WORK TO DO: Leave out every picture, then transcribe the rest of the listing exactly.

#####

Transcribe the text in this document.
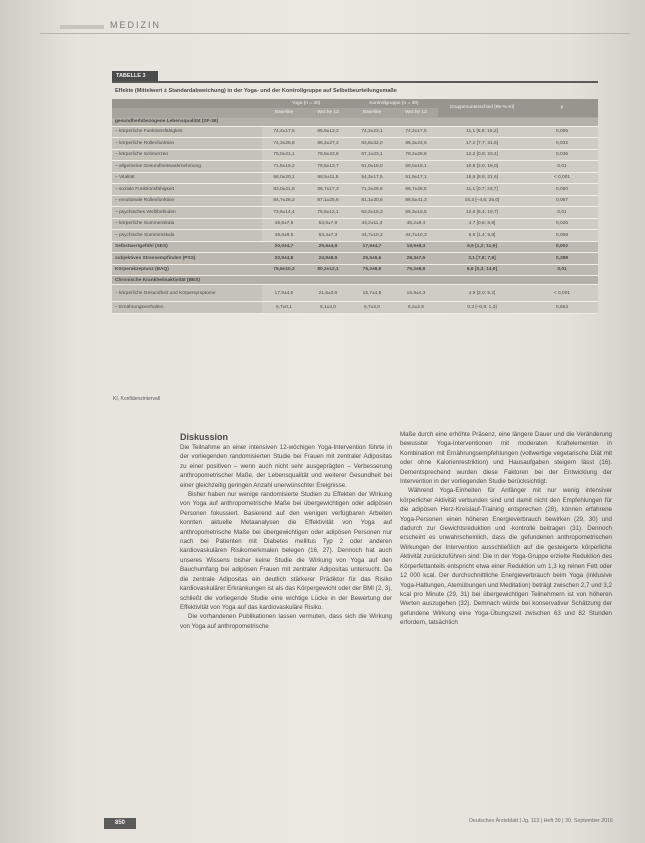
MEDIZIN
TABELLE 3
Effekte (Mittelwert ± Standardabweichung) in der Yoga- und der Kontrollgruppe auf Selbstbeurteilungsmaße
	Yoga (n = 30)		Kontrollgruppe (n = 30)		Gruppenunterschied [95-%-KI]	p
	Baseline	Woche 12	Baseline	Woche 12		
gesundheitsbezogene Lebensqualität (SF-36)						
– körperliche Funktionsfähigkeit	74,4±17,5	85,9±13,2	74,2±23,1	74,2±17,5	11,1 [5,8; 16,2]	0,005
– körperliche Rollenfunktion	74,3±28,8	86,2±27,2	83,8±32,0	85,3±24,6	17,2 [7,7; 31,6]	0,032
– körperliche Schmerzen	75,0±21,1	75,8±22,6	67,1±23,1	78,2±28,6	12,2 [0,8; 23,4]	0,036
– allgemeine Gesundheitswahrnehmung	71,5±15,2	76,5±13,7	61,0±15,0	66,0±15,1	10,6 [2,0; 18,0]	0,01
– Vitalität	58,0±20,1	68,5±11,5	54,3±17,5	51,9±17,1	15,6 [8,6; 21,6]	< 0,001
– soziale Funktionsfähigkeit	83,0±21,6	86,7±17,3	71,3±26,6	66,7±28,5	11,1 [0,7; 23,7]	0,050
– emotionale Rollenfunktion	84,7±26,2	87,1±25,6	81,1±30,6	86,5±41,3	16,3 [–4,6; 25,0]	0,087
– psychisches Wohlbefinden	73,6±14,4	76,8±12,1	63,2±15,3	65,3±16,5	12,6 [6,4; 19,7]	0,01
– körperliche Summenskala	48,6±7,5	53,6±7,9	44,2±11,3	45,2±8,4	4,7 [0,6; 8,9]	0,026
– psychische Summenskala	49,6±9,5	53,4±7,3	44,7±10,3	44,7±10,3	5,6 [1,4; 9,8]	0,008
Selbstwertgefühl (SES)	20,0±4,7	25,6±4,9	17,9±4,7	18,9±8,3	6,6 [1,2; 11,9]	0,002
subjektives Stressempfinden (PSS)	20,9±4,8	24,9±8,9	25,6±5,6	28,3±7,5	3,1 [7,8; 7,8]	0,288
Körperakzeptanz (BAQ)	75,6±10,3	80,2±12,1	75,2±8,6	75,2±8,9	6,6 [0,3; 14,9]	0,01
Chronische Krankheitsaktivität (BES)						
– körperliche Gesundheit und Körpersymptome	17,9±4,0	21,6±3,6	15,7±4,8	15,9±4,3	4,9 [2,0; 5,2]	< 0,001
– Ernährungsverhalten	6,7±0,1	5,1±3,0	6,7±3,0	6,2±2,8	0,3 [–0,8; 1,3]	0,653
KI, Konfidenzintervall
Diskussion

Die Teilnahme an einer intensiven 12-wöchigen Yoga-Intervention führte in der vorliegenden randomisierten Studie bei Frauen mit zentraler Adipositas zu einer positiven – wenn auch nicht sehr ausgeprägten – Verbesserung anthropometrischer Maße, der Lebensqualität und weiterer Gesundheit bei einer gleichzeitig geringen Anzahl unerwünschter Ereignisse.

Bisher haben nur wenige randomisierte Studien zu Effekten der Wirkung von Yoga auf anthropometrische Maße bei übergewichtigen oder adipösen Personen fokussiert. Basierend auf den wenigen verfügbaren Arbeiten konnten aktuelle Metaanalysen die Effektivität von Yoga auf anthropometrische Maße bei übergewichtigen oder adipösen Personen nur nach bei Patienten mit Diabetes mellitus Typ 2 oder anderen kardiovaskulären Risikomerkmalen belegen (16, 27). Dennoch hat auch unseres Wissens bisher keine Studie die Wirkung von Yoga auf den Bauchumfang bei adipösen Frauen mit zentraler Adipositas untersucht. Da die zentrale Adipositas ein deutlich stärkerer Prädiktor für das Risiko kardiovaskulärer Erkrankungen ist als das Körpergewicht oder der BMI (2, 3), schließt die vorliegende Studie eine wichtige Lücke in der Bewertung der Effektivität von Yoga auf das kardiovaskuläre Risiko.

Die vorhandenen Publikationen lassen vermuten, dass sich die Wirkung von Yoga auf anthropometrische

Maße durch eine erhöhte Präsenz, eine längere Dauer und die Veränderung bewusster Yoga-Interventionen mit moderaten Kraftelementen in Kombination mit Ernährungsempfehlungen (vollwertige vegetarische Diät mit oder ohne Kalorienrestriktion) und Hausaufgaben steigern lässt (16). Dementsprechend wurden diese Faktoren bei der Entwicklung der Intervention in der vorliegenden Studie berücksichtigt.

Während Yoga-Einheiten für Anfänger mit nur wenig intensiver körperlicher Aktivität verbunden sind und damit nicht den Empfehlungen für die adipösen Herz-Kreislauf-Training entsprechen (28), können erfahrene Yoga-Personen einen höheren Energieverbrauch bewirken (29, 30) und dadurch zur Gewichtsreduktion und -kontrolle beitragen (31). Dennoch erscheint es unwahrscheinlich, dass die gefundenen anthropometrischen Wirkungen der Intervention ausschließlich auf die gesteigerte körperliche Aktivität zurückzuführen sind: Die in der Yoga-Gruppe erzielte Reduktion des Körperfettanteils entspricht etwa einer Reduktion um 1,3 kg reinen Fett oder 12 000 kcal. Der durchschnittliche Energieverbrauch beim Yoga (inklusive Yoga-Haltungen, Atemübungen und Meditation) beträgt zwischen 2,7 und 3,2 kcal pro Minute (29, 31) bei übergewichtigen Teilnehmern ist von höheren Werten auszugehen (32). Demnach würde bei konservativer Schätzung der gefundene Wirkung eine Yoga-Übungszeit zwischen 63 und 82 Stunden erfordern, tatsächlich

850	Deutsches Ärzteblatt | Jg. 113 | Heft 39 | 30. September 2016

#####

OUTPUT FOR THIS TASK:
Transcribe the text in this document.
MEDIZIN
TABELLE 3
Effekte (Mittelwert ± Standardabweichung) in der Yoga- und der Kontrollgruppe auf Selbstbeurteilungsmaße
	Yoga (n = 30)		Kontrollgruppe (n = 30)		Gruppenunterschied [95-%-KI]	p
	Baseline	Woche 12	Baseline	Woche 12		
gesundheitsbezogene Lebensqualität (SF-36)						
– körperliche Funktionsfähigkeit	74,4±17,5	85,9±13,2	74,2±23,1	74,2±17,5	11,1 [5,8; 16,2]	0,005
– körperliche Rollenfunktion	74,3±28,8	86,2±27,2	83,8±32,0	85,3±24,6	17,2 [7,7; 31,6]	0,032
– körperliche Schmerzen	75,0±21,1	75,8±22,6	67,1±23,1	78,2±28,6	12,2 [0,8; 23,4]	0,036
– allgemeine Gesundheitswahrnehmung	71,5±15,2	76,5±13,7	61,0±15,0	66,0±15,1	10,6 [2,0; 18,0]	0,01
– Vitalität	58,0±20,1	68,5±11,5	54,3±17,5	51,9±17,1	15,6 [8,6; 21,6]	< 0,001
– soziale Funktionsfähigkeit	83,0±21,6	86,7±17,3	71,3±26,6	66,7±28,5	11,1 [0,7; 23,7]	0,050
– emotionale Rollenfunktion	84,7±26,2	87,1±25,6	81,1±30,6	86,5±41,3	16,3 [–4,6; 25,0]	0,087
– psychisches Wohlbefinden	73,6±14,4	76,8±12,1	63,2±15,3	65,3±16,5	12,6 [6,4; 19,7]	0,01
– körperliche Summenskala	48,6±7,5	53,6±7,9	44,2±11,3	45,2±8,4	4,7 [0,6; 8,9]	0,026
– psychische Summenskala	49,6±9,5	53,4±7,3	44,7±10,3	44,7±10,3	5,6 [1,4; 9,8]	0,008
Selbstwertgefühl (SES)	20,0±4,7	25,6±4,9	17,9±4,7	18,9±8,3	6,6 [1,2; 11,9]	0,002
subjektives Stressempfinden (PSS)	20,9±4,8	24,9±8,9	25,6±5,6	28,3±7,5	3,1 [7,8; 7,8]	0,288
Körperakzeptanz (BAQ)	75,6±10,3	80,2±12,1	75,2±8,6	75,2±8,9	6,6 [0,3; 14,9]	0,01
Chronische Krankheitsaktivität (BES)						
– körperliche Gesundheit und Körpersymptome	17,9±4,0	21,6±3,6	15,7±4,8	15,9±4,3	4,9 [2,0; 5,2]	< 0,001
– Ernährungsverhalten	6,7±0,1	5,1±3,0	6,7±3,0	6,2±2,8	0,3 [–0,8; 1,3]	0,653
KI, Konfidenzintervall
Diskussion

Die Teilnahme an einer intensiven 12-wöchigen Yoga-Intervention führte in der vorliegenden randomisierten Studie bei Frauen mit zentraler Adipositas zu einer positiven – wenn auch nicht sehr ausgeprägten – Verbesserung anthropometrischer Maße, der Lebensqualität und weiterer Gesundheit bei einer gleichzeitig geringen Anzahl unerwünschter Ereignisse.

Bisher haben nur wenige randomisierte Studien zu Effekten der Wirkung von Yoga auf anthropometrische Maße bei übergewichtigen oder adipösen Personen fokussiert. Basierend auf den wenigen verfügbaren Arbeiten konnten aktuelle Metaanalysen die Effektivität von Yoga auf anthropometrische Maße bei übergewichtigen oder adipösen Personen nur nach bei Patienten mit Diabetes mellitus Typ 2 oder anderen kardiovaskulären Risikomerkmalen belegen (16, 27). Dennoch hat auch unseres Wissens bisher keine Studie die Wirkung von Yoga auf den Bauchumfang bei adipösen Frauen mit zentraler Adipositas untersucht. Da die zentrale Adipositas ein deutlich stärkerer Prädiktor für das Risiko kardiovaskulärer Erkrankungen ist als das Körpergewicht oder der BMI (2, 3), schließt die vorliegende Studie eine wichtige Lücke in der Bewertung der Effektivität von Yoga auf das kardiovaskuläre Risiko.

Die vorhandenen Publikationen lassen vermuten, dass sich die Wirkung von Yoga auf anthropometrische

Maße durch eine erhöhte Präsenz, eine längere Dauer und die Veränderung bewusster Yoga-Interventionen mit moderaten Kraftelementen in Kombination mit Ernährungsempfehlungen (vollwertige vegetarische Diät mit oder ohne Kalorienrestriktion) und Hausaufgaben steigern lässt (16). Dementsprechend wurden diese Faktoren bei der Entwicklung der Intervention in der vorliegenden Studie berücksichtigt.

Während Yoga-Einheiten für Anfänger mit nur wenig intensiver körperlicher Aktivität verbunden sind und damit nicht den Empfehlungen für die adipösen Herz-Kreislauf-Training entsprechen (28), können erfahrene Yoga-Personen einen höheren Energieverbrauch bewirken (29, 30) und dadurch zur Gewichtsreduktion und -kontrolle beitragen (31). Dennoch erscheint es unwahrscheinlich, dass die gefundenen anthropometrischen Wirkungen der Intervention ausschließlich auf die gesteigerte körperliche Aktivität zurückzuführen sind: Die in der Yoga-Gruppe erzielte Reduktion des Körperfettanteils entspricht etwa einer Reduktion um 1,3 kg reinen Fett oder 12 000 kcal. Der durchschnittliche Energieverbrauch beim Yoga (inklusive Yoga-Haltungen, Atemübungen und Meditation) beträgt zwischen 2,7 und 3,2 kcal pro Minute (29, 31) bei übergewichtigen Teilnehmern ist von höheren Werten auszugehen (32). Demnach würde bei konservativer Schätzung der gefundene Wirkung eine Yoga-Übungszeit zwischen 63 und 82 Stunden erfordern, tatsächlich

850	Deutsches Ärzteblatt | Jg. 113 | Heft 39 | 30. September 2016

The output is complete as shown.